[Extracted data entries]
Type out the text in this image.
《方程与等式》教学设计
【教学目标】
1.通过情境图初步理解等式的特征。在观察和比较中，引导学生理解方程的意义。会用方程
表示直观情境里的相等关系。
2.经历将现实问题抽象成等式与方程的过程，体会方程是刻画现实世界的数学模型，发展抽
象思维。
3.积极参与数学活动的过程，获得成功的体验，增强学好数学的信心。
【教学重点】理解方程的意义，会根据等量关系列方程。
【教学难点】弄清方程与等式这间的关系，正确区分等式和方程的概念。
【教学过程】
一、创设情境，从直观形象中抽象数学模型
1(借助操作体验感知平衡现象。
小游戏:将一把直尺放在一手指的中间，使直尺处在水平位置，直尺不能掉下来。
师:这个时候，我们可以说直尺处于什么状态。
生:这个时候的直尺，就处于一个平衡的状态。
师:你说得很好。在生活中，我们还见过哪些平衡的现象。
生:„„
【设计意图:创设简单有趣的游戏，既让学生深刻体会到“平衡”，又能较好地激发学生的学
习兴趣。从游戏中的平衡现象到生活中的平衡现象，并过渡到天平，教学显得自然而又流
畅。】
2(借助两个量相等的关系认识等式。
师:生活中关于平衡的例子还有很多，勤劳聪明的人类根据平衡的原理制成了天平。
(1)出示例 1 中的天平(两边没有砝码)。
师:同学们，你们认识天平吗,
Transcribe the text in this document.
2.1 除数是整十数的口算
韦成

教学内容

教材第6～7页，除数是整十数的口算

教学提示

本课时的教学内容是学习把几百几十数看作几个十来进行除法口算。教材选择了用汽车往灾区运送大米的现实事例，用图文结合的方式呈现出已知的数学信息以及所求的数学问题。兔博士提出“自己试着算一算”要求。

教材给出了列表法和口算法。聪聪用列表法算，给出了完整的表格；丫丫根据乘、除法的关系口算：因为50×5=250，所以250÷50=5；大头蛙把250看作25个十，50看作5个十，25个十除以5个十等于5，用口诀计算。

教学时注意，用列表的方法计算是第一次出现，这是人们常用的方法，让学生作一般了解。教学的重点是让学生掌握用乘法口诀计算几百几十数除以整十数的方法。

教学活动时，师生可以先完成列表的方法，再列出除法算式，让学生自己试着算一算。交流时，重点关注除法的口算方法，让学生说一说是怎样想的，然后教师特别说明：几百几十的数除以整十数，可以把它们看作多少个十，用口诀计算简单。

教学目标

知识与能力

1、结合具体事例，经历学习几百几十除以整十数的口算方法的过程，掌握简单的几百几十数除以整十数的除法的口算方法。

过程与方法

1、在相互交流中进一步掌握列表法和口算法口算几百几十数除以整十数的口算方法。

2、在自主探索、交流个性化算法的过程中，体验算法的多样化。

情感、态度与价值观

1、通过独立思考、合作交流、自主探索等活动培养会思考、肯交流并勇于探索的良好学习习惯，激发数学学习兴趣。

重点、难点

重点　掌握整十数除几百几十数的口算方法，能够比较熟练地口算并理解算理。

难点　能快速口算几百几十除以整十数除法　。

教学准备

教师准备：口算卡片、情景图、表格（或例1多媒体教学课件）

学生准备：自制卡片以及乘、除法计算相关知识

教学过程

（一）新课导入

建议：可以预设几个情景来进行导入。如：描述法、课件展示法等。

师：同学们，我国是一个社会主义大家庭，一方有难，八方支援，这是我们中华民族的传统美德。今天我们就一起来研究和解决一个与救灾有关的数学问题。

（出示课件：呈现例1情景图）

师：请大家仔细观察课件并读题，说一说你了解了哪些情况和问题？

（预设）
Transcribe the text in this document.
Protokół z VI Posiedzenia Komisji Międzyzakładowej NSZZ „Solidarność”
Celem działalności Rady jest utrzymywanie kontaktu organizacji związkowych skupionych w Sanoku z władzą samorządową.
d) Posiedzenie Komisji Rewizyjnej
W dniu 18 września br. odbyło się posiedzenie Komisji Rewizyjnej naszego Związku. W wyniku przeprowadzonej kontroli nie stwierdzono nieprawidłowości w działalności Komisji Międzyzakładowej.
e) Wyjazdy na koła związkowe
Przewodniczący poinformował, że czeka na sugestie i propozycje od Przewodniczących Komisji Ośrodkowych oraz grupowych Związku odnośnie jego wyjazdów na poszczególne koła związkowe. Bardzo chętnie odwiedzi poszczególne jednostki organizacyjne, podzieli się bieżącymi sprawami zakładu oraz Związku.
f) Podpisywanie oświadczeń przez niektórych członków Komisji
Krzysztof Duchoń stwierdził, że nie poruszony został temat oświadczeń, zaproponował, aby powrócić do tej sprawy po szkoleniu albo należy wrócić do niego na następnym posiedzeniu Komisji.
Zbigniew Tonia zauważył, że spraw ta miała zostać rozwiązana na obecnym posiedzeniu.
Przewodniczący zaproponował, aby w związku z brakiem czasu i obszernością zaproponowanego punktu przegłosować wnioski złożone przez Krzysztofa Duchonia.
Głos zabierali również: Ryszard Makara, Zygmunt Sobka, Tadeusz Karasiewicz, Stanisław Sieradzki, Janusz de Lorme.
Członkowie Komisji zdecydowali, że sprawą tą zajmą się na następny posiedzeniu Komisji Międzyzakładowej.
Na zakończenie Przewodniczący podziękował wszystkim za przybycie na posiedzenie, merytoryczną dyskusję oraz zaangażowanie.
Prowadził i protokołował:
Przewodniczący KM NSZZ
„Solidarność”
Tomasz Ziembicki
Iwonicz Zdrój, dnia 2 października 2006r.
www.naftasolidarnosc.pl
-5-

* [Objective] From the records above, report the count of lines containing "związkowe" and nothing more.

* [Written answer] 2